◆ TASK DIRECTIONS
Repeat the following lines word for word, from the line with "Patent image size: (982, 739)." up to and including the line with "The fan 15 is at (693, 412).".

◆ MATERIAL SHOWN
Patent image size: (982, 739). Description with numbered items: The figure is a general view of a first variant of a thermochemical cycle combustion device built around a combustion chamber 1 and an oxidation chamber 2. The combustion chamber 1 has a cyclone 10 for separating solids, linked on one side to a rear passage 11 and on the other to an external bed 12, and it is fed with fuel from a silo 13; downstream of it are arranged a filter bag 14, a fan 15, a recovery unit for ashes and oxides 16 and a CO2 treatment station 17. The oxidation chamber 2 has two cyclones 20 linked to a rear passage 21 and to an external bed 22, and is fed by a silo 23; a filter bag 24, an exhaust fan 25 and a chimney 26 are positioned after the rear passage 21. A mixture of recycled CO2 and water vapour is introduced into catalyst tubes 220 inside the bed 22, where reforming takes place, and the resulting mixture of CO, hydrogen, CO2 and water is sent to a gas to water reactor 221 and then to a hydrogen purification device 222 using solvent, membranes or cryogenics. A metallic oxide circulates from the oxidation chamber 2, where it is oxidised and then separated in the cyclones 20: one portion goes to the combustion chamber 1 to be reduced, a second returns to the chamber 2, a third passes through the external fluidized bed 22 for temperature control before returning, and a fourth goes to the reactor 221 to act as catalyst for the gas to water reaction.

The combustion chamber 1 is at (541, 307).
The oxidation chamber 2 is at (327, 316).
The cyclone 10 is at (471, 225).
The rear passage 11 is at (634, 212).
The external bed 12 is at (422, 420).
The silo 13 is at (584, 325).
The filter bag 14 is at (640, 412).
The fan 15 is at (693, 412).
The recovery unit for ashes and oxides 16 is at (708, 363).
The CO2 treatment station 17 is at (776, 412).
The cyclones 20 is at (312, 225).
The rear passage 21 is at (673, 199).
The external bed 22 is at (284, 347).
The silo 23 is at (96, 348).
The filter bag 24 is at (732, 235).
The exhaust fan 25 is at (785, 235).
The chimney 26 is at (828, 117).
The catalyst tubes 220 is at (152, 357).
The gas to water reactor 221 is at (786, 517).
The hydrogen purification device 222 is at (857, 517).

* * *

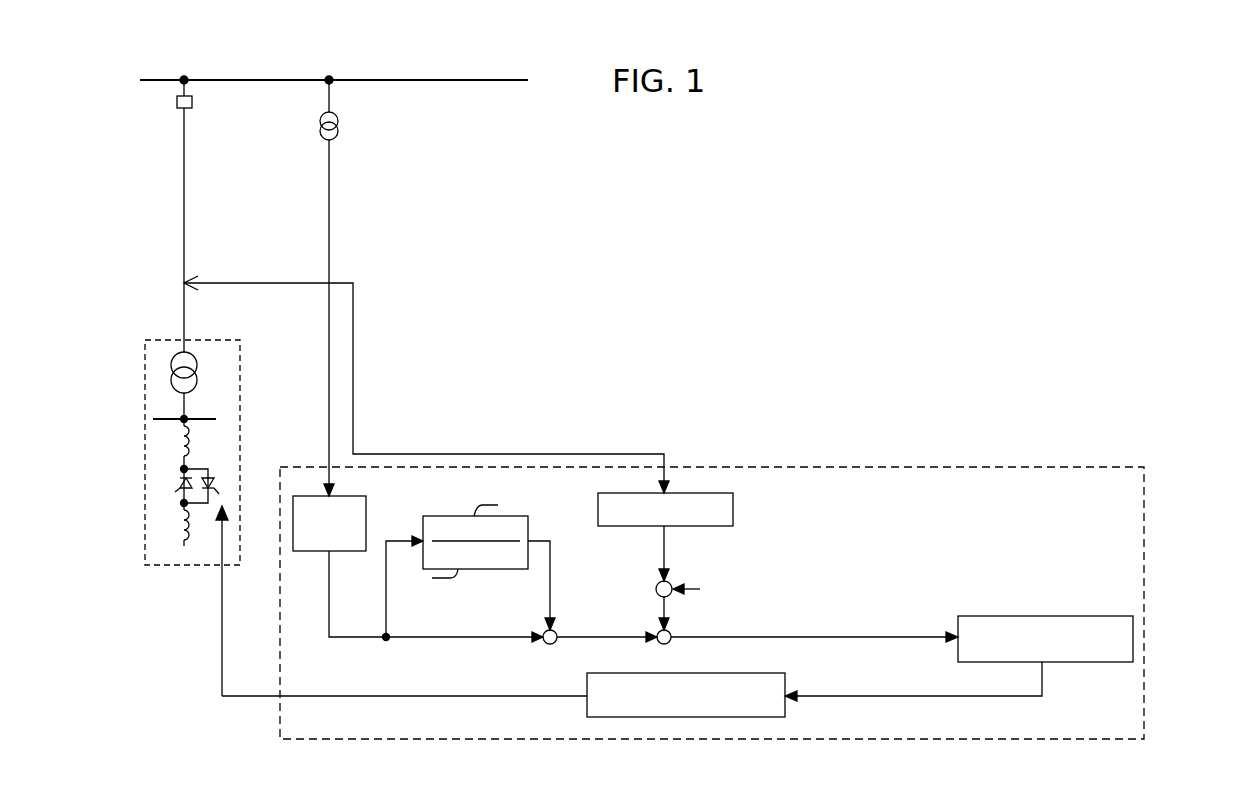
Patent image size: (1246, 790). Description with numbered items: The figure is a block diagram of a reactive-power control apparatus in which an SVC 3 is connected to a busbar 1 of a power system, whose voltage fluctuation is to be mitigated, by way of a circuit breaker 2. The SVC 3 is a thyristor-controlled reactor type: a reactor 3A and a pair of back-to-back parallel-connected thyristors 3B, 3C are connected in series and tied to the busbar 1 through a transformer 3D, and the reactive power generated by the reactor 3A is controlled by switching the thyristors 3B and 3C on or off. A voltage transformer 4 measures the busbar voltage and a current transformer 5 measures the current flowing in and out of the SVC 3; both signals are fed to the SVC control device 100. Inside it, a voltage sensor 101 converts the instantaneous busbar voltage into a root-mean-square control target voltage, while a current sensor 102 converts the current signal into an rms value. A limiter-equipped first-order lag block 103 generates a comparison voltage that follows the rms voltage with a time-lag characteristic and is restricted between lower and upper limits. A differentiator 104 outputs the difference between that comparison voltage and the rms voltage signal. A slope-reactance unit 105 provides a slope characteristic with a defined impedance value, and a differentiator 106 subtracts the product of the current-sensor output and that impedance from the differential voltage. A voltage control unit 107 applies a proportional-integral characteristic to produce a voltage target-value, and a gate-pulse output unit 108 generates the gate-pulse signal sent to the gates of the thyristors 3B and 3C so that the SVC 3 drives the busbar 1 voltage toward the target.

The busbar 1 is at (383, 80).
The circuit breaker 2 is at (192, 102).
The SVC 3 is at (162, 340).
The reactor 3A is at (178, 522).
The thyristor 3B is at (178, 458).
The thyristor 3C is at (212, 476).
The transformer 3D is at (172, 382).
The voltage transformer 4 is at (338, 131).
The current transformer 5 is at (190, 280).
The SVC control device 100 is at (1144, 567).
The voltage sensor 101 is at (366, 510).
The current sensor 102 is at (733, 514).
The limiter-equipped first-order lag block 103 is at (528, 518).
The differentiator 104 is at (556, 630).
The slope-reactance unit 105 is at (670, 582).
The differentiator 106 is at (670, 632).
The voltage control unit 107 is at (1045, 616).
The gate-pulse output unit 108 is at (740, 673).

◆ EXERCISE RESPONSE
Patent image size: (982, 739). Description with numbered items: The figure is a general view of a first variant of a thermochemical cycle combustion device built around a combustion chamber 1 and an oxidation chamber 2. The combustion chamber 1 has a cyclone 10 for separating solids, linked on one side to a rear passage 11 and on the other to an external bed 12, and it is fed with fuel from a silo 13; downstream of it are arranged a filter bag 14, a fan 15, a recovery unit for ashes and oxides 16 and a CO2 treatment station 17. The oxidation chamber 2 has two cyclones 20 linked to a rear passage 21 and to an external bed 22, and is fed by a silo 23; a filter bag 24, an exhaust fan 25 and a chimney 26 are positioned after the rear passage 21. A mixture of recycled CO2 and water vapour is introduced into catalyst tubes 220 inside the bed 22, where reforming takes place, and the resulting mixture of CO, hydrogen, CO2 and water is sent to a gas to water reactor 221 and then to a hydrogen purification device 222 using solvent, membranes or cryogenics. A metallic oxide circulates from the oxidation chamber 2, where it is oxidised and then separated in the cyclones 20: one portion goes to the combustion chamber 1 to be reduced, a second returns to the chamber 2, a third passes through the external fluidized bed 22 for temperature control before returning, and a fourth goes to the reactor 221 to act as catalyst for the gas to water reaction.

The combustion chamber 1 is at (541, 307).
The oxidation chamber 2 is at (327, 316).
The cyclone 10 is at (471, 225).
The rear passage 11 is at (634, 212).
The external bed 12 is at (422, 420).
The silo 13 is at (584, 325).
The filter bag 14 is at (640, 412).
The fan 15 is at (693, 412).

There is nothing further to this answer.